● AIM:
Return only the number of lines holding the word "Channels".
** Start RECORDS PROVIDED **
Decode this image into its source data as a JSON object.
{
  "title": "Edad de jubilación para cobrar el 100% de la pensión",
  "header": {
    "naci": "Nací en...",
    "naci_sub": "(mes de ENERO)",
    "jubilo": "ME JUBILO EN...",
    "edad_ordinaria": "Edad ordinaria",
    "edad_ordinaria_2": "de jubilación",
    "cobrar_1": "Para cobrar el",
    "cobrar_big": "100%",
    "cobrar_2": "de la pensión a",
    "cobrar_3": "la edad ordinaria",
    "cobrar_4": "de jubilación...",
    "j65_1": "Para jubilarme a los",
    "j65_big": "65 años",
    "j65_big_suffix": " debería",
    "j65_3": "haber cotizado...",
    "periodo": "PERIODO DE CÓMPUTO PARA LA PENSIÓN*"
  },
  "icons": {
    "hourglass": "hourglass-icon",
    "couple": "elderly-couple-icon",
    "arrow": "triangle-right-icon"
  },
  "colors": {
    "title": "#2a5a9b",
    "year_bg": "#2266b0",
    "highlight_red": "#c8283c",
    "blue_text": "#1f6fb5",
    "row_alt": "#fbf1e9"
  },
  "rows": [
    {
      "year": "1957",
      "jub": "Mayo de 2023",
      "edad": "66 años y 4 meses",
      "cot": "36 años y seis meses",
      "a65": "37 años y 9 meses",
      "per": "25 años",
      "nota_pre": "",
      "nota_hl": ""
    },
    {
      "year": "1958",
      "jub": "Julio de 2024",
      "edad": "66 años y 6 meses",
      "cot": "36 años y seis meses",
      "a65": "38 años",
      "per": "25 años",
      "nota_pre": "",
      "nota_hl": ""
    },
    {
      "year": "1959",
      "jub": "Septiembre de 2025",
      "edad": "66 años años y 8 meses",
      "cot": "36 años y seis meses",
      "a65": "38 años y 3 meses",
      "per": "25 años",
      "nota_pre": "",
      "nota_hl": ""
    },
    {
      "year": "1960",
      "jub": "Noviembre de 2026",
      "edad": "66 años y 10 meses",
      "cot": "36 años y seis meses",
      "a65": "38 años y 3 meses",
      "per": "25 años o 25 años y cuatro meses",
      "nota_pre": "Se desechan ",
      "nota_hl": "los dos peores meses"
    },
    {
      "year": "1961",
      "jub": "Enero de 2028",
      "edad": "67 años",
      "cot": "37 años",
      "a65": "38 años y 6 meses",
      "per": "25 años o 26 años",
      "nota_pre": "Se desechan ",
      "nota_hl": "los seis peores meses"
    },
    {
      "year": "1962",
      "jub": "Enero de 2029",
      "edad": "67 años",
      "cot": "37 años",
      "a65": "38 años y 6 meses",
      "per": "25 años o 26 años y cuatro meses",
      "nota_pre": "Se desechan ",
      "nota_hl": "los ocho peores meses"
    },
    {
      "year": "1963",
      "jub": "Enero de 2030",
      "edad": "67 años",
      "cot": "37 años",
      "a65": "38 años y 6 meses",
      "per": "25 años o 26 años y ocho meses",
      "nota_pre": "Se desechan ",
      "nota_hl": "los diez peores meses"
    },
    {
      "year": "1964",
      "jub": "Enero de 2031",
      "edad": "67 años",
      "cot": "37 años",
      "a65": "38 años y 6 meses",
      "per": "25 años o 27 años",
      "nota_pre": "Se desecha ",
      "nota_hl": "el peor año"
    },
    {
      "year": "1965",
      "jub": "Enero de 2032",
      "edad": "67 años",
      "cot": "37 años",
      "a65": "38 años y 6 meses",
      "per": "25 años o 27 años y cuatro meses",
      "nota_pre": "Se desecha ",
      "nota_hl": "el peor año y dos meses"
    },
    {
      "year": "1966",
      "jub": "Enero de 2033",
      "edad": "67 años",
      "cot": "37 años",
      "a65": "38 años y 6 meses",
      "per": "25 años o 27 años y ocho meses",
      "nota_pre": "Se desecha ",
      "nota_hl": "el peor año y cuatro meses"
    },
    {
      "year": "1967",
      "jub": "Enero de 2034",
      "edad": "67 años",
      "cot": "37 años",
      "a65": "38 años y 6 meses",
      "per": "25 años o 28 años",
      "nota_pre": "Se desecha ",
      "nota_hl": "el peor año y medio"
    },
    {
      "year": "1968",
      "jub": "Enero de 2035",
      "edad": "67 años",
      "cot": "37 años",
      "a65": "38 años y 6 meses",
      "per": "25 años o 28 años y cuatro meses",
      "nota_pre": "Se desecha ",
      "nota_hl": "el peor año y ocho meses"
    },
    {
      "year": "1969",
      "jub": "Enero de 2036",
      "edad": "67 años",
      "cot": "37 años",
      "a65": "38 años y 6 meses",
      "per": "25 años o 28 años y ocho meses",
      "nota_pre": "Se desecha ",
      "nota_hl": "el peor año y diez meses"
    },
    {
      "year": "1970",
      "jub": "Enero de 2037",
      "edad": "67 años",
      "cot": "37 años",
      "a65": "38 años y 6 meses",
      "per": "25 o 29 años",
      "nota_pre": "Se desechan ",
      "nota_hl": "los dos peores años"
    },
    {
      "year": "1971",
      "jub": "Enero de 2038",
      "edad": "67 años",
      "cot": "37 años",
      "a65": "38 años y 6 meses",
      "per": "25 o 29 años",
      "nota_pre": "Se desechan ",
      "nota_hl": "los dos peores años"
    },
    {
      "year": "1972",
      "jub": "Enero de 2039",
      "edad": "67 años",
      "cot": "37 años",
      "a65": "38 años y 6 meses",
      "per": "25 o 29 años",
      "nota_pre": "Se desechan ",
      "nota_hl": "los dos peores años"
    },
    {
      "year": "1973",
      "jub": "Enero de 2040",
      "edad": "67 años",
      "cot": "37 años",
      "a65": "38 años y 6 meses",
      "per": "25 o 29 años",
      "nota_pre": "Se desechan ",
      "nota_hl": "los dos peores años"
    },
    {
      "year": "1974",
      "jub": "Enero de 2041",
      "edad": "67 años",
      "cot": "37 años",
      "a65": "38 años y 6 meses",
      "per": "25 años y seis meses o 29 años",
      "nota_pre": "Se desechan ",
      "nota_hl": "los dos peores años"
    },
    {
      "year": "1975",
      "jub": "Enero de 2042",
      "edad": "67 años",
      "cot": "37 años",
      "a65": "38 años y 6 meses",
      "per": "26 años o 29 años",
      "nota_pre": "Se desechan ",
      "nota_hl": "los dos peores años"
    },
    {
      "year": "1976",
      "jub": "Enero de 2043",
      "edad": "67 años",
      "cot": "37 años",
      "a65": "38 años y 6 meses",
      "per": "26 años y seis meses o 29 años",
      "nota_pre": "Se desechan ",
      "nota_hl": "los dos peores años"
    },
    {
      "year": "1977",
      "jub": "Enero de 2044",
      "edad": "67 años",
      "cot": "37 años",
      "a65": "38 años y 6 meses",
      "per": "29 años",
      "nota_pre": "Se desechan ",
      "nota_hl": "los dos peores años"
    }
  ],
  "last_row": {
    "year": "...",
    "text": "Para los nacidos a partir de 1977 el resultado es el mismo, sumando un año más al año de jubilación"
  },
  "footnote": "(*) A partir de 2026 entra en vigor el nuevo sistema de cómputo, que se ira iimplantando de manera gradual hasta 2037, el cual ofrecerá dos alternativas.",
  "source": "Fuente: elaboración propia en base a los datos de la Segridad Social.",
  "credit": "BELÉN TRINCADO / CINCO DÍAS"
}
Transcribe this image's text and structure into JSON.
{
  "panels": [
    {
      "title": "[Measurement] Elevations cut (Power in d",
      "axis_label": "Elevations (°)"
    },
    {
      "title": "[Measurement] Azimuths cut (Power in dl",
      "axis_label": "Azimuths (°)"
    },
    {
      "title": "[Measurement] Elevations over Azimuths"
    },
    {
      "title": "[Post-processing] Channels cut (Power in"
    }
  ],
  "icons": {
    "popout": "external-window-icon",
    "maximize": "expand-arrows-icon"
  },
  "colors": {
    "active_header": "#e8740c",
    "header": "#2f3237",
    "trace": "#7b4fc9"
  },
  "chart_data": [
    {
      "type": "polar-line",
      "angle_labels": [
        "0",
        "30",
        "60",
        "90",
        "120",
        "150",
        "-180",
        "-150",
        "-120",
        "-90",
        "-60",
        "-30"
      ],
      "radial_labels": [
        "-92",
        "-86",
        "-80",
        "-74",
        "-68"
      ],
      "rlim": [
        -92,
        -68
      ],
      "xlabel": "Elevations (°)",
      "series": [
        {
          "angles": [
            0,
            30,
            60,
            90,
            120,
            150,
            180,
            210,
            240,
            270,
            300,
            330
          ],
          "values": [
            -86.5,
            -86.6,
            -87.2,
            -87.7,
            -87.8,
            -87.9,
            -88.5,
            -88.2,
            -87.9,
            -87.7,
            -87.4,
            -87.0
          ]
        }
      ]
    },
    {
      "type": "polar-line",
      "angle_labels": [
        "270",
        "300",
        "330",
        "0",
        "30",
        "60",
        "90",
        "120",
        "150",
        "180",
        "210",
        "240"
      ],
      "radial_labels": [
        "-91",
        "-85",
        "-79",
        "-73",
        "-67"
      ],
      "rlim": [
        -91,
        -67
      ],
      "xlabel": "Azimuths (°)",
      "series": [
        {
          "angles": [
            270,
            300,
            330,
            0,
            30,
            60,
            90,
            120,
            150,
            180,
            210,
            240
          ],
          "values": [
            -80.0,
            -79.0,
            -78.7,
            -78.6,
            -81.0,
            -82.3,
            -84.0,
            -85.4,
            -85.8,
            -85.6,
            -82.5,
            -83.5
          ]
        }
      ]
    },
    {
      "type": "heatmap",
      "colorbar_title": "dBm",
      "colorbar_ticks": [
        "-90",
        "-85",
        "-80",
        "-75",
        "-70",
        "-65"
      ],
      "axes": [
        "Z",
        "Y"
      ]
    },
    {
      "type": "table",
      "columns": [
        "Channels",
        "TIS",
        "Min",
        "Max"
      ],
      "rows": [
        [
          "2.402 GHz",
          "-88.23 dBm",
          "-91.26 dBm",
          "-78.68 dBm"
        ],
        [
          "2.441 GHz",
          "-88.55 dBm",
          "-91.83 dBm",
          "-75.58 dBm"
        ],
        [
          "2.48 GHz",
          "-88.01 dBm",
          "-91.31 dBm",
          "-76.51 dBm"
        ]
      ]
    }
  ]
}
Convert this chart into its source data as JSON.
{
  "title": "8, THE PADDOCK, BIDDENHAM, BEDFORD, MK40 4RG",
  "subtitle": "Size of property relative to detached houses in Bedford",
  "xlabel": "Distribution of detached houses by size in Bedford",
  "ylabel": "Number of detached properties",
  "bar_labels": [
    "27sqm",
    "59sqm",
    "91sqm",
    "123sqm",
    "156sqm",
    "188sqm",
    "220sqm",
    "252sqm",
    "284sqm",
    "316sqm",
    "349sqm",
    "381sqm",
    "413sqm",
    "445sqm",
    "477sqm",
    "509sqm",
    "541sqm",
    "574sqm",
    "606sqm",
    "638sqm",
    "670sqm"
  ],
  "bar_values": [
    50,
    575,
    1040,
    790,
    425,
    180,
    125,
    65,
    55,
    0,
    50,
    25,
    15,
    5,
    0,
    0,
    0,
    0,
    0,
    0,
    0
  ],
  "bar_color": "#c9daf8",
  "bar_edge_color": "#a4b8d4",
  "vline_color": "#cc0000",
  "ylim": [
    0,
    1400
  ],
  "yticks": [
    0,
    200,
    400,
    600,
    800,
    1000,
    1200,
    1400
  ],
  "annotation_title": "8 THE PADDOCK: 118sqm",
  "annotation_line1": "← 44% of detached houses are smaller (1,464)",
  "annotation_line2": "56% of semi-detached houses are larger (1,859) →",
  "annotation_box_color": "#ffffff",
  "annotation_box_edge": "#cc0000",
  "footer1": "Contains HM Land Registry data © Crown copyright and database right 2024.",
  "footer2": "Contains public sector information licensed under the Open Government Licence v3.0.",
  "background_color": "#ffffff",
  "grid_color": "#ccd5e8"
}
** End RECORDS PROVIDED **
● WRITTEN ANSWER:
2